Exercise:
Check each line of the material. Copy those containing "possible".

[Stored items]
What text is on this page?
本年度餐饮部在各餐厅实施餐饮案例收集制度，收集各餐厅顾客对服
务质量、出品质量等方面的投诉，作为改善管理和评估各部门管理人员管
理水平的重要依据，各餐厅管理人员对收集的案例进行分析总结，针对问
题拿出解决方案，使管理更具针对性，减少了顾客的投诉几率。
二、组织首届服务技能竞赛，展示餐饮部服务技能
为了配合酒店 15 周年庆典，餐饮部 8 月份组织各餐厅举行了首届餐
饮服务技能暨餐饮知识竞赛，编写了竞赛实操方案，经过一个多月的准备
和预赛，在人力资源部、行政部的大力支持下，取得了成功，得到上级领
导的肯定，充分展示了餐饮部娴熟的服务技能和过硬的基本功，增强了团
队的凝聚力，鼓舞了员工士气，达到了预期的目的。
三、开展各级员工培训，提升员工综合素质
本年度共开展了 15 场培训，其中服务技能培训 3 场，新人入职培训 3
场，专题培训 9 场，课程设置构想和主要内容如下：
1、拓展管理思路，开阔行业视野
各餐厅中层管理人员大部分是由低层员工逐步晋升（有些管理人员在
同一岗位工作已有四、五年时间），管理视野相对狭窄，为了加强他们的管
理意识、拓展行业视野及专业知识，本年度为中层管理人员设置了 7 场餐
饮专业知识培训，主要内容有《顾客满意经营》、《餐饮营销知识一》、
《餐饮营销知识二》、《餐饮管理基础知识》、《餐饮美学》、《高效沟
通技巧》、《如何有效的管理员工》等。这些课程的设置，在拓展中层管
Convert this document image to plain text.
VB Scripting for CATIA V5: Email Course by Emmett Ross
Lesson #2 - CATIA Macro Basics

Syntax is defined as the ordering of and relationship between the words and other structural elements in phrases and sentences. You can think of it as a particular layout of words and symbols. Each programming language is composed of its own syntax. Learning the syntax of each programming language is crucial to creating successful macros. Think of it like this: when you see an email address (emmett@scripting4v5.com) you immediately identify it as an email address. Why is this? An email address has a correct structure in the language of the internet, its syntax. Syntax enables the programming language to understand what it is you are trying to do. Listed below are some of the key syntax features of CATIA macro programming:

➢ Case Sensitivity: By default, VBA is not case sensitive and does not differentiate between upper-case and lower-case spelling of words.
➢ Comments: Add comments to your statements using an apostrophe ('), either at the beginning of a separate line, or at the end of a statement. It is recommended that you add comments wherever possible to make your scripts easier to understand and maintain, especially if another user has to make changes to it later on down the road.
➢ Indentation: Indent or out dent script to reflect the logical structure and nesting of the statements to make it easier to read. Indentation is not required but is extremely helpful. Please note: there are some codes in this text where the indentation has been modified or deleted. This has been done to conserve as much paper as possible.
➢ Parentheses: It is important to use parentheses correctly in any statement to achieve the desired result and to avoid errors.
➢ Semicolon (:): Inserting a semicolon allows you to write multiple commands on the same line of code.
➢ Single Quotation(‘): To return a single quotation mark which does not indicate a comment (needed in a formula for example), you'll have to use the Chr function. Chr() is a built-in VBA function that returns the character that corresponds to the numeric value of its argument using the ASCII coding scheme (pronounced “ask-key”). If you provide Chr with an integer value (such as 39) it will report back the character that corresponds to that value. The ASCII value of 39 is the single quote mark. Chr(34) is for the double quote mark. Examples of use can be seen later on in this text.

Answer for the task:
➢ Comments: Add comments to your statements using an apostrophe ('), either at the beginning of a separate line, or at the end of a statement. It is recommended that you add comments wherever possible to make your scripts easier to understand and maintain, especially if another user has to make changes to it later on down the road.
➢ Indentation: Indent or out dent script to reflect the logical structure and nesting of the statements to make it easier to read. Indentation is not required but is extremely helpful. Please note: there are some codes in this text where the indentation has been modified or deleted. This has been done to conserve as much paper as possible.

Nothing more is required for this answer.